*Exercise objective:*
Retype the data that follows line by line, exactly, and leave its pictures out.

*Source data:*
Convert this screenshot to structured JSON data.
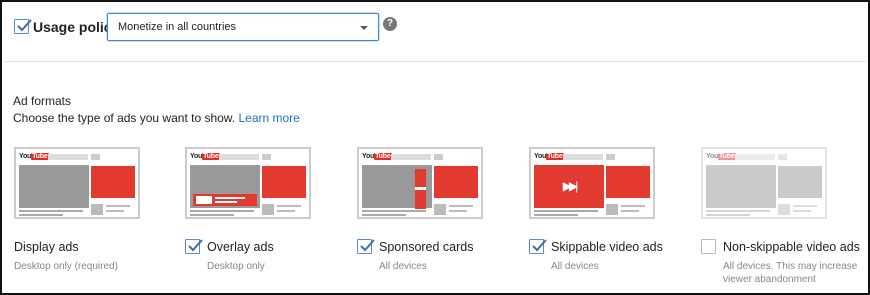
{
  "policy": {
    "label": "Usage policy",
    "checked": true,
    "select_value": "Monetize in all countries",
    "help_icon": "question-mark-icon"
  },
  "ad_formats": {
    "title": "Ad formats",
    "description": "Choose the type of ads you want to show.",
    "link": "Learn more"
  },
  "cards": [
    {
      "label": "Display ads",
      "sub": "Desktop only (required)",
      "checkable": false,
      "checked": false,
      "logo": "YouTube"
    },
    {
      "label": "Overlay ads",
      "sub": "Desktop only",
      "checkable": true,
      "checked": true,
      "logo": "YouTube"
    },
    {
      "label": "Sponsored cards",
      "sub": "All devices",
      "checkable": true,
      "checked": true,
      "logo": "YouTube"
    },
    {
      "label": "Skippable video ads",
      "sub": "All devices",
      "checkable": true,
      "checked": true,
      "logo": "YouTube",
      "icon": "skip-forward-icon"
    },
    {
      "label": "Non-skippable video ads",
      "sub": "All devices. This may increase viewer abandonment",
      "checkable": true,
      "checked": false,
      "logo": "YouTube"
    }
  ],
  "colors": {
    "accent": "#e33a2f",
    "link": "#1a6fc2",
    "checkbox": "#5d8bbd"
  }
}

*Task response:*
Convert this screenshot to structured JSON data.
{
  "policy": {
    "label": "Usage policy",
    "checked": true,
    "select_value": "Monetize in all countries",
    "help_icon": "question-mark-icon"
  },
  "ad_formats": {
    "title": "Ad formats",
    "description": "Choose the type of ads you want to show.",
    "link": "Learn more"
  },
  "cards": [
    {
      "label": "Display ads",
      "sub": "Desktop only (required)",
      "checkable": false,
      "checked": false,
      "logo": "YouTube"
    },
    {
      "label": "Overlay ads",
      "sub": "Desktop only",
      "checkable": true,
      "checked": true,
      "logo": "YouTube"
    },
    {
      "label": "Sponsored cards",
      "sub": "All devices",
      "checkable": true,
      "checked": true,
      "logo": "YouTube"
    },
    {
      "label": "Skippable video ads",
      "sub": "All devices",
      "checkable": true,
      "checked": true,
      "logo": "YouTube",
      "icon": "skip-forward-icon"
    },
    {
      "label": "Non-skippable video ads",
      "sub": "All devices. This may increase viewer abandonment",
      "checkable": true,
      "checked": false,
      "logo": "YouTube"
    }
  ],
  "colors": {
    "accent": "#e33a2f",
    "link": "#1a6fc2",
    "checkbox": "#5d8bbd"
  }
}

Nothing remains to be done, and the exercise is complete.